**Short task**: Report the count of lines where the string "一站式智能仓储解决方案" appears, and nothing else.

**The data**:
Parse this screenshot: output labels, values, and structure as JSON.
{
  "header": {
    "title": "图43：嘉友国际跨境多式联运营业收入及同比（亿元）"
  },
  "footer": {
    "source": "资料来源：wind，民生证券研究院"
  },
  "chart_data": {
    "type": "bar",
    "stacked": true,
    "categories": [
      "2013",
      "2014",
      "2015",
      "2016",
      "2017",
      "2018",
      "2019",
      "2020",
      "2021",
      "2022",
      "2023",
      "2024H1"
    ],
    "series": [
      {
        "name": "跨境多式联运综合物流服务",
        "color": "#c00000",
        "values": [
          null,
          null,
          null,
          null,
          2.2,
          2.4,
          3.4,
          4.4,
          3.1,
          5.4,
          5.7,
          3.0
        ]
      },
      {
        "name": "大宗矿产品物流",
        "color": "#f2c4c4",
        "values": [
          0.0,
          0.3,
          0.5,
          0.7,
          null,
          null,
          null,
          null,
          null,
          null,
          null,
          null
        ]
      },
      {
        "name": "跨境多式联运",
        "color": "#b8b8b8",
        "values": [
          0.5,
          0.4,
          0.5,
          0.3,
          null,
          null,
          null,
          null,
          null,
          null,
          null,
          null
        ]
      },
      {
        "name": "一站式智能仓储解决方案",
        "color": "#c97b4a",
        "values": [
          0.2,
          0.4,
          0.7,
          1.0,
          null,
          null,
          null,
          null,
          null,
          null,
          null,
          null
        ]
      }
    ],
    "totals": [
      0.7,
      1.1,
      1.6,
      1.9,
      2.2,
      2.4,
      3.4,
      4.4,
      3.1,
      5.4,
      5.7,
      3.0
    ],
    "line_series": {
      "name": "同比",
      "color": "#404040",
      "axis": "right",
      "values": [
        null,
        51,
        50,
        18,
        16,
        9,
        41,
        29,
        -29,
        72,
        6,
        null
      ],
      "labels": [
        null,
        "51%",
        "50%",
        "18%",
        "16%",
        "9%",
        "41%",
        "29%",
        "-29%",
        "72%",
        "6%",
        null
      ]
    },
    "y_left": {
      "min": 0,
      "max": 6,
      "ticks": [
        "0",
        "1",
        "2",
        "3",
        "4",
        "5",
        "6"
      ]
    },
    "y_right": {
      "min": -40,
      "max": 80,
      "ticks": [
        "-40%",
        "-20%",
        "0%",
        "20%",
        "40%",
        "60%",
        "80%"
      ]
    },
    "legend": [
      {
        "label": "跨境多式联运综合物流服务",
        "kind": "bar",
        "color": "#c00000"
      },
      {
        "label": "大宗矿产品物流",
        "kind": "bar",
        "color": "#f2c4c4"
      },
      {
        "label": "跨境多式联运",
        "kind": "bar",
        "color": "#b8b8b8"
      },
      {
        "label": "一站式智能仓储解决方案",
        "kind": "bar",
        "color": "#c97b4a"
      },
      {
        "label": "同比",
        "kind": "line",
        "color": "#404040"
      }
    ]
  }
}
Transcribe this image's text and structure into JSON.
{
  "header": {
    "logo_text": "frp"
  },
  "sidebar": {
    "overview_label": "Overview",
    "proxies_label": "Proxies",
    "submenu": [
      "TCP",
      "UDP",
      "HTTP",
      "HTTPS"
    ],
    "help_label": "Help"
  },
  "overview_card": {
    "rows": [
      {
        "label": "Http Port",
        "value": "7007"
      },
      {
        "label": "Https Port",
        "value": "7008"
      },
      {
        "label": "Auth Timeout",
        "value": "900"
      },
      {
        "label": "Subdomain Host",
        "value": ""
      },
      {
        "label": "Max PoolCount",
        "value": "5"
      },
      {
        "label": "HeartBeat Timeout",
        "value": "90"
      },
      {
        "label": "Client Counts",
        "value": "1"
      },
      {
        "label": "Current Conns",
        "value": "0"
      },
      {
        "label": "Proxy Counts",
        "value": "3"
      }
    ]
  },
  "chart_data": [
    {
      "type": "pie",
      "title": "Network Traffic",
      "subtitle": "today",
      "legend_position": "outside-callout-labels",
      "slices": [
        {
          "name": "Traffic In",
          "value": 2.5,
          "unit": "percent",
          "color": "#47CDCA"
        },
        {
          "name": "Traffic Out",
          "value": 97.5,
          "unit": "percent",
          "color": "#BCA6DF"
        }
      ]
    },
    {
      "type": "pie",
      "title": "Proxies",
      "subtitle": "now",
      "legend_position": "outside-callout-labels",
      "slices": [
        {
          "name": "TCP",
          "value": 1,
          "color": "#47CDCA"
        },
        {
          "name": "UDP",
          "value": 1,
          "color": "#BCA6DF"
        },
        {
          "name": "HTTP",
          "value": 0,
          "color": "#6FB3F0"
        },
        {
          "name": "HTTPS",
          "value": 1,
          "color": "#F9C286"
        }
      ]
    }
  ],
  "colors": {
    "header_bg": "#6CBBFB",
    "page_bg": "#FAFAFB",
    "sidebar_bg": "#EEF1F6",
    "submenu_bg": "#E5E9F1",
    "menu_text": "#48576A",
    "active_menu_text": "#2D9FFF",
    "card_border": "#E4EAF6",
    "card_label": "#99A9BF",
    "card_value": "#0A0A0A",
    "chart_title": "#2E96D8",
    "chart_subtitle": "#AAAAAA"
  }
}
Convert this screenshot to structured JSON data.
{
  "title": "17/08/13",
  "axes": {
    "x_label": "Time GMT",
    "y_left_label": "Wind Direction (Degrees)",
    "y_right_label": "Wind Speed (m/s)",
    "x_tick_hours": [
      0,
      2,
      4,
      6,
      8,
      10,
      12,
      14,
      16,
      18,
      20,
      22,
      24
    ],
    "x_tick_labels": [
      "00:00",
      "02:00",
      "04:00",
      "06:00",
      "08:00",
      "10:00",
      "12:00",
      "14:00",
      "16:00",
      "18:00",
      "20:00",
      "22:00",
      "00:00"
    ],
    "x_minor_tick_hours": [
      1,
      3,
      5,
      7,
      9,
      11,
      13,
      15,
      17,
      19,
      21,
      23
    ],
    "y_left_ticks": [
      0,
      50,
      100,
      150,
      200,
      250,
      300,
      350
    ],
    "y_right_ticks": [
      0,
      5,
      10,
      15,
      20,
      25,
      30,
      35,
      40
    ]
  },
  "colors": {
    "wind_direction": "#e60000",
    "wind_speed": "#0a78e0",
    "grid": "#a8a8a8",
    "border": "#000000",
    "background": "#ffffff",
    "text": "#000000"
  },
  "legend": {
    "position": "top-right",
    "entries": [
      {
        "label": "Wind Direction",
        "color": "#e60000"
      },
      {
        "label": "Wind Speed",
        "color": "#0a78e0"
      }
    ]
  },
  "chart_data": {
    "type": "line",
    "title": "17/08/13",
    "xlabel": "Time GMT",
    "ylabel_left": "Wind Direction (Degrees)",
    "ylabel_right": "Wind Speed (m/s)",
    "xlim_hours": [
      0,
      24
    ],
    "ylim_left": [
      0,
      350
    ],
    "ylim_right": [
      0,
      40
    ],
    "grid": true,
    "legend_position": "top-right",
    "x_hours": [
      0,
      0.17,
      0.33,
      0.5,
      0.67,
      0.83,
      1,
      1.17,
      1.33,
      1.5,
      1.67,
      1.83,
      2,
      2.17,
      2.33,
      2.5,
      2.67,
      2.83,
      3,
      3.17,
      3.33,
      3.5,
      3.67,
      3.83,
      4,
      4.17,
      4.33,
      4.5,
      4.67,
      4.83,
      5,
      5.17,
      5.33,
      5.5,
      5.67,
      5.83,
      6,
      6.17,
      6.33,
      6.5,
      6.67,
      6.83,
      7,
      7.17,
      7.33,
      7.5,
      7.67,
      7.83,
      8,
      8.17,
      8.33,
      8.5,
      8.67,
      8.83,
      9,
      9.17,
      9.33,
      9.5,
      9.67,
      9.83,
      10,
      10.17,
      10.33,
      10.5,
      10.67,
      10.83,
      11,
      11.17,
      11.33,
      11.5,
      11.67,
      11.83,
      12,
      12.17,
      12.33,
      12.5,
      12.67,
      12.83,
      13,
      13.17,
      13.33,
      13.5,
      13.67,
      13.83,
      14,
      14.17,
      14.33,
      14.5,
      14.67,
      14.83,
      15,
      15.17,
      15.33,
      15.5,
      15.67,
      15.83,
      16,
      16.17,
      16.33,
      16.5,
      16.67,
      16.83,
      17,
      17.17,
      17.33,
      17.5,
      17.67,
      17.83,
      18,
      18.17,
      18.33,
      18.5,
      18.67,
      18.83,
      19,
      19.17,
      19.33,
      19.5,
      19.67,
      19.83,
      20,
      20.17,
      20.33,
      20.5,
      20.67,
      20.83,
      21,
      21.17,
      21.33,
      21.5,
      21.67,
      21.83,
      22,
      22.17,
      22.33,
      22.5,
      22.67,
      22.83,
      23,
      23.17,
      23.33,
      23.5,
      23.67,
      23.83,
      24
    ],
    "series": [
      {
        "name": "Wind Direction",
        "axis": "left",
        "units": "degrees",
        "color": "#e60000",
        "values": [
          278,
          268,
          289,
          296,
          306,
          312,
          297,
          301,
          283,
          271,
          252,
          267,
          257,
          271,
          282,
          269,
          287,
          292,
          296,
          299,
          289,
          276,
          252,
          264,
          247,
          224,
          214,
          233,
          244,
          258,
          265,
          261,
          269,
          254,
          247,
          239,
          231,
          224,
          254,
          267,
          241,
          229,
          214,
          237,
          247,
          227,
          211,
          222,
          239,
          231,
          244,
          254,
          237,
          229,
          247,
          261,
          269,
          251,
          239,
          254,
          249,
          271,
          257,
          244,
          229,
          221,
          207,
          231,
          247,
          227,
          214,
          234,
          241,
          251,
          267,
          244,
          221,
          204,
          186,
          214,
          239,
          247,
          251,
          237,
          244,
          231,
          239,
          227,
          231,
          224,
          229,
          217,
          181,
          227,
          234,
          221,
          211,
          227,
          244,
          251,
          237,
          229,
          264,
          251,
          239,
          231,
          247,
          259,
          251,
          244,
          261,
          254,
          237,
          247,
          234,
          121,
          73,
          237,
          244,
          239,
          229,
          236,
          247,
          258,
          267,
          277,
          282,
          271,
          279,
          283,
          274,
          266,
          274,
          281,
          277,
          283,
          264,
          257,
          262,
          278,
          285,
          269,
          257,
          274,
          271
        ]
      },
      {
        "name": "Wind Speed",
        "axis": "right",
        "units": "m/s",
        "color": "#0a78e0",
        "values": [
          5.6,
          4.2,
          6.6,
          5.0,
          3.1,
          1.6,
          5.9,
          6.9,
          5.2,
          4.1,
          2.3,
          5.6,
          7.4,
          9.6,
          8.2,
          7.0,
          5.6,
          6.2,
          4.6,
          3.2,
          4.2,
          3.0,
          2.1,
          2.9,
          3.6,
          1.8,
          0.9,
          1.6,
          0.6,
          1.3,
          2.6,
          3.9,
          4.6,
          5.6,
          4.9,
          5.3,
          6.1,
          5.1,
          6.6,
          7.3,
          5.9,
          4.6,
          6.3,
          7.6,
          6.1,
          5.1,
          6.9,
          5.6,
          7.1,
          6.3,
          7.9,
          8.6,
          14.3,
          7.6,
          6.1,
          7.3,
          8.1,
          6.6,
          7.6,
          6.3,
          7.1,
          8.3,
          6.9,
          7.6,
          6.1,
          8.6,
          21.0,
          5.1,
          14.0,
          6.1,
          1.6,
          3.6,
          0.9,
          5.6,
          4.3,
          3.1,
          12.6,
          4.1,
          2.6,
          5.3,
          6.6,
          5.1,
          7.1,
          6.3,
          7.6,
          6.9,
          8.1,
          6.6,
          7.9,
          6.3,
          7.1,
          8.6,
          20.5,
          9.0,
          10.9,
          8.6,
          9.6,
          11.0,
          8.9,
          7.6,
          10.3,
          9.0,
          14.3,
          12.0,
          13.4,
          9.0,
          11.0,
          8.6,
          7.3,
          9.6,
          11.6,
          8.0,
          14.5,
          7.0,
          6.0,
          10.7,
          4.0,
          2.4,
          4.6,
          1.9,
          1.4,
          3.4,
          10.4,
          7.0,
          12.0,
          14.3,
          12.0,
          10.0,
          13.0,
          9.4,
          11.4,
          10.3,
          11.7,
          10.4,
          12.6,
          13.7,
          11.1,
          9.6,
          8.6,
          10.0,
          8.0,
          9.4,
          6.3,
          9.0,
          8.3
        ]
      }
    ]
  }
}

**Problem solution**: 2